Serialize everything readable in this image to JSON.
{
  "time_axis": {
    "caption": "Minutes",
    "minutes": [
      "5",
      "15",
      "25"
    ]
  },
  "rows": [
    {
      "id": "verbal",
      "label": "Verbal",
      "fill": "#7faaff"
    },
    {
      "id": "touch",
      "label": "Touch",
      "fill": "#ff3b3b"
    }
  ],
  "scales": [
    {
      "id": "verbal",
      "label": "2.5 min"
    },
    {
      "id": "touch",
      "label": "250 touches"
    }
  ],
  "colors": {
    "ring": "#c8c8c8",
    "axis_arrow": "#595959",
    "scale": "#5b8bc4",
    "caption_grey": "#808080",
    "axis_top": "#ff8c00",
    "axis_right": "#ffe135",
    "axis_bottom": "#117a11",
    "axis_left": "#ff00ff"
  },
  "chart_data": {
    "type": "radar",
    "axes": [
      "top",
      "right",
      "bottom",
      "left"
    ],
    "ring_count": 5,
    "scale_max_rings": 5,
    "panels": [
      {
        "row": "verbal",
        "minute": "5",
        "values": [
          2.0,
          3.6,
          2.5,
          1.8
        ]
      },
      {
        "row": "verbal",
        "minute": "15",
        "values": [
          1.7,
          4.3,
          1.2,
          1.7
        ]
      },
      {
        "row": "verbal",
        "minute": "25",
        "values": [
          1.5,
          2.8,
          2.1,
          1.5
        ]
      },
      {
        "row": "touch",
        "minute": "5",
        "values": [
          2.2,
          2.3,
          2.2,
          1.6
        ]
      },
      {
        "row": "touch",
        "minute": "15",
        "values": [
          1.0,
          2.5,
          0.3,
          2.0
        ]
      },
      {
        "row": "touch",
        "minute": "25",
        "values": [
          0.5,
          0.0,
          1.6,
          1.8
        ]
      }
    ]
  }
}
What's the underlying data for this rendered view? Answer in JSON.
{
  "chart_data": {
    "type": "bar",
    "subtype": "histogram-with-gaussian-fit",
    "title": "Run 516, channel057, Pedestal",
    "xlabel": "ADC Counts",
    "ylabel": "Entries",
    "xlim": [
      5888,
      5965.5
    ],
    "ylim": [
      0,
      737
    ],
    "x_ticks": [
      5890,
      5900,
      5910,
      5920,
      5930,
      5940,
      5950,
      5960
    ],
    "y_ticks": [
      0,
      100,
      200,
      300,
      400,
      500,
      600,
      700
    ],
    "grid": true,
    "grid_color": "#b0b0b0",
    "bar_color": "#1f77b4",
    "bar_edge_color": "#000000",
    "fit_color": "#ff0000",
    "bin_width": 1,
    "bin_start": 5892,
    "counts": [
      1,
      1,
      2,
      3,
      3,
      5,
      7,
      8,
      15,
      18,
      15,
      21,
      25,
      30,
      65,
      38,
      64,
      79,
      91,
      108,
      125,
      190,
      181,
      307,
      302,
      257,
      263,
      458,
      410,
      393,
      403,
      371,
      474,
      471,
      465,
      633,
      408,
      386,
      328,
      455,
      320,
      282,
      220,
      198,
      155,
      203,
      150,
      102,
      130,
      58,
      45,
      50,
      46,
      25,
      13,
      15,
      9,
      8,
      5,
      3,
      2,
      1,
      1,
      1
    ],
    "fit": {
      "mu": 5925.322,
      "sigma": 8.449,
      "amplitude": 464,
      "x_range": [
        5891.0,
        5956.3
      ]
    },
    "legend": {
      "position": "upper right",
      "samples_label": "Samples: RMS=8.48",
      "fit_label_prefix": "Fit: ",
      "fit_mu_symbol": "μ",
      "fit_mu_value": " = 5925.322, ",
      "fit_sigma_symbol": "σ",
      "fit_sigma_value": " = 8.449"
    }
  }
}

Problem description:
Repeat every record, keeping each word and mark exactly as it is.

Complete response:
Serialize everything readable in this image to JSON.
{
  "time_axis": {
    "caption": "Minutes",
    "minutes": [
      "5",
      "15",
      "25"
    ]
  },
  "rows": [
    {
      "id": "verbal",
      "label": "Verbal",
      "fill": "#7faaff"
    },
    {
      "id": "touch",
      "label": "Touch",
      "fill": "#ff3b3b"
    }
  ],
  "scales": [
    {
      "id": "verbal",
      "label": "2.5 min"
    },
    {
      "id": "touch",
      "label": "250 touches"
    }
  ],
  "colors": {
    "ring": "#c8c8c8",
    "axis_arrow": "#595959",
    "scale": "#5b8bc4",
    "caption_grey": "#808080",
    "axis_top": "#ff8c00",
    "axis_right": "#ffe135",
    "axis_bottom": "#117a11",
    "axis_left": "#ff00ff"
  },
  "chart_data": {
    "type": "radar",
    "axes": [
      "top",
      "right",
      "bottom",
      "left"
    ],
    "ring_count": 5,
    "scale_max_rings": 5,
    "panels": [
      {
        "row": "verbal",
        "minute": "5",
        "values": [
          2.0,
          3.6,
          2.5,
          1.8
        ]
      },
      {
        "row": "verbal",
        "minute": "15",
        "values": [
          1.7,
          4.3,
          1.2,
          1.7
        ]
      },
      {
        "row": "verbal",
        "minute": "25",
        "values": [
          1.5,
          2.8,
          2.1,
          1.5
        ]
      },
      {
        "row": "touch",
        "minute": "5",
        "values": [
          2.2,
          2.3,
          2.2,
          1.6
        ]
      },
      {
        "row": "touch",
        "minute": "15",
        "values": [
          1.0,
          2.5,
          0.3,
          2.0
        ]
      },
      {
        "row": "touch",
        "minute": "25",
        "values": [
          0.5,
          0.0,
          1.6,
          1.8
        ]
      }
    ]
  }
}
What's the underlying data for this rendered view? Answer in JSON.
{
  "chart_data": {
    "type": "bar",
    "subtype": "histogram-with-gaussian-fit",
    "title": "Run 516, channel057, Pedestal",
    "xlabel": "ADC Counts",
    "ylabel": "Entries",
    "xlim": [
      5888,
      5965.5
    ],
    "ylim": [
      0,
      737
    ],
    "x_ticks": [
      5890,
      5900,
      5910,
      5920,
      5930,
      5940,
      5950,
      5960
    ],
    "y_ticks": [
      0,
      100,
      200,
      300,
      400,
      500,
      600,
      700
    ],
    "grid": true,
    "grid_color": "#b0b0b0",
    "bar_color": "#1f77b4",
    "bar_edge_color": "#000000",
    "fit_color": "#ff0000",
    "bin_width": 1,
    "bin_start": 5892,
    "counts": [
      1,
      1,
      2,
      3,
      3,
      5,
      7,
      8,
      15,
      18,
      15,
      21,
      25,
      30,
      65,
      38,
      64,
      79,
      91,
      108,
      125,
      190,
      181,
      307,
      302,
      257,
      263,
      458,
      410,
      393,
      403,
      371,
      474,
      471,
      465,
      633,
      408,
      386,
      328,
      455,
      320,
      282,
      220,
      198,
      155,
      203,
      150,
      102,
      130,
      58,
      45,
      50,
      46,
      25,
      13,
      15,
      9,
      8,
      5,
      3,
      2,
      1,
      1,
      1
    ],
    "fit": {
      "mu": 5925.322,
      "sigma": 8.449,
      "amplitude": 464,
      "x_range": [
        5891.0,
        5956.3
      ]
    },
    "legend": {
      "position": "upper right",
      "samples_label": "Samples: RMS=8.48",
      "fit_label_prefix": "Fit: ",
      "fit_mu_symbol": "μ",
      "fit_mu_value": " = 5925.322, ",
      "fit_sigma_symbol": "σ",
      "fit_sigma_value": " = 8.449"
    }
  }
}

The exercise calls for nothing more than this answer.